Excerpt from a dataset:

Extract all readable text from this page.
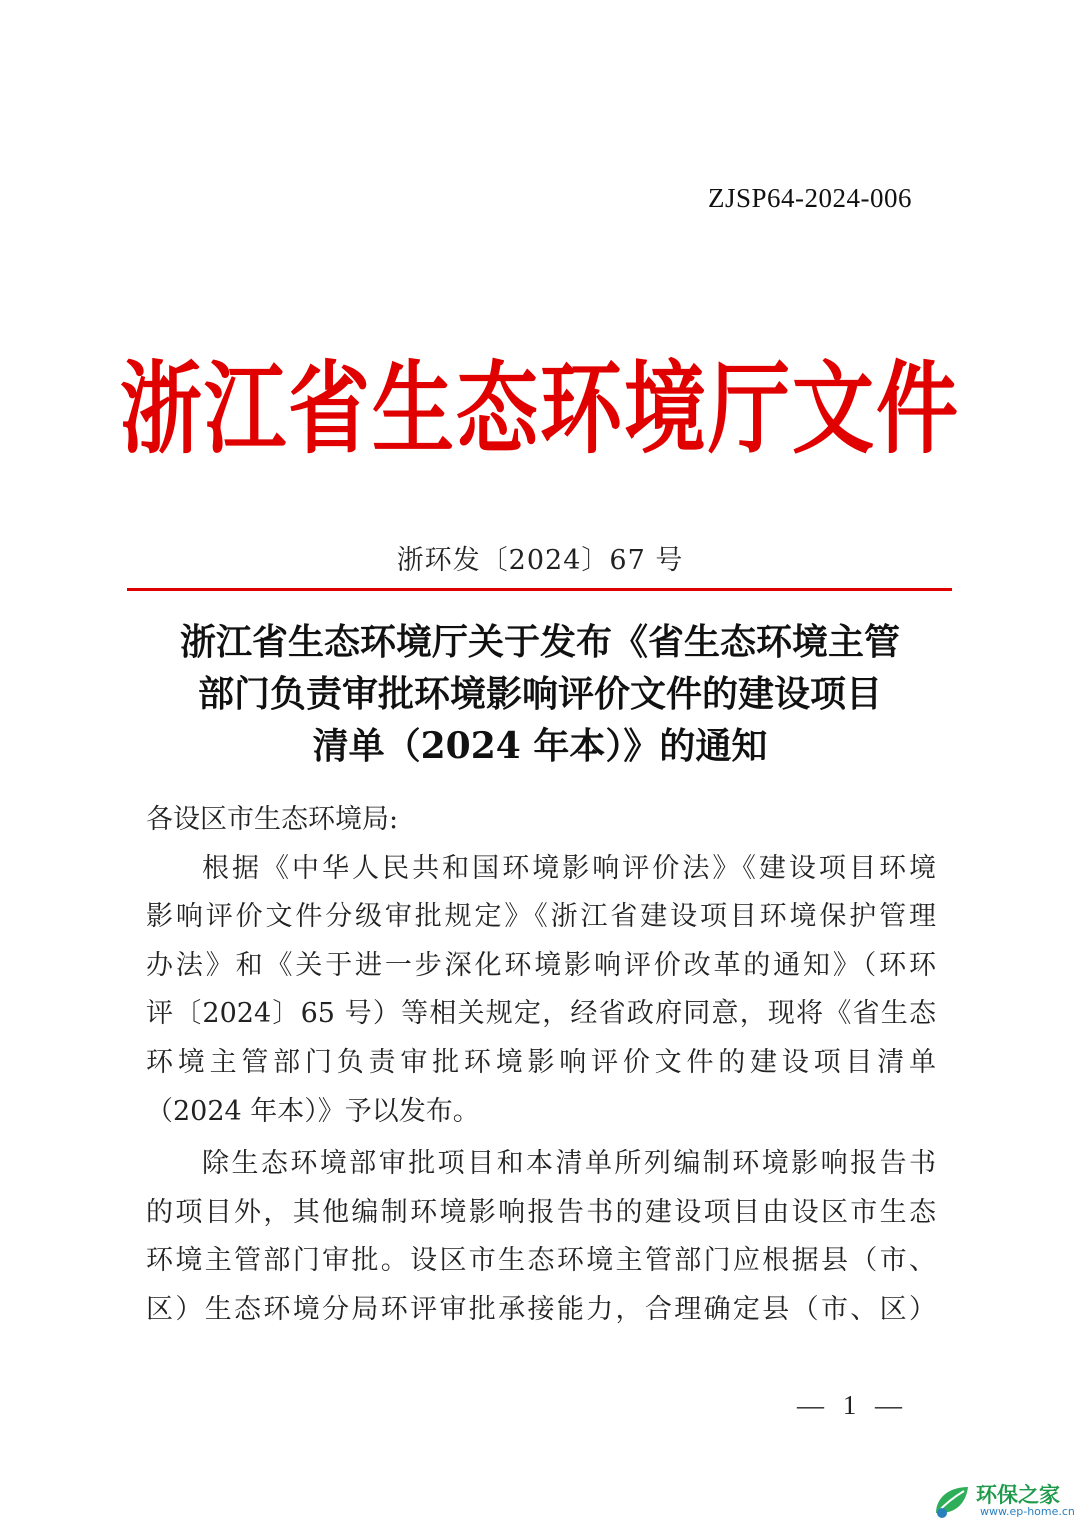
ZJSP64-2024-006
浙江省生态环境厅文件
浙环发〔2024〕67 号
浙江省生态环境厅关于发布《省生态环境主管
部门负责审批环境影响评价文件的建设项目
清单（2024 年本）》的通知
各设区市生态环境局:
根据《中华人民共和国环境影响评价法》《建设项目环境
影响评价文件分级审批规定》《浙江省建设项目环境保护管理
办法》和《关于进一步深化环境影响评价改革的通知》（环环
评〔2024〕65 号）等相关规定，经省政府同意，现将《省生态
环境主管部门负责审批环境影响评价文件的建设项目清单
（2024 年本）》予以发布。
除生态环境部审批项目和本清单所列编制环境影响报告书
的项目外，其他编制环境影响报告书的建设项目由设区市生态
环境主管部门审批。设区市生态环境主管部门应根据县（市、
区）生态环境分局环评审批承接能力，合理确定县（市、区）
— 1 —
环保之家
www.ep-home.cn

Brief
Pictures are excluded; repeat every record exactly.

Result for this task
Extract all readable text from this page.
ZJSP64-2024-006
浙江省生态环境厅文件
浙环发〔2024〕67 号
浙江省生态环境厅关于发布《省生态环境主管
部门负责审批环境影响评价文件的建设项目
清单（2024 年本）》的通知
各设区市生态环境局:
根据《中华人民共和国环境影响评价法》《建设项目环境
影响评价文件分级审批规定》《浙江省建设项目环境保护管理
办法》和《关于进一步深化环境影响评价改革的通知》（环环
评〔2024〕65 号）等相关规定，经省政府同意，现将《省生态
环境主管部门负责审批环境影响评价文件的建设项目清单
（2024 年本）》予以发布。
除生态环境部审批项目和本清单所列编制环境影响报告书
的项目外，其他编制环境影响报告书的建设项目由设区市生态
环境主管部门审批。设区市生态环境主管部门应根据县（市、
区）生态环境分局环评审批承接能力，合理确定县（市、区）
— 1 —
环保之家
www.ep-home.cn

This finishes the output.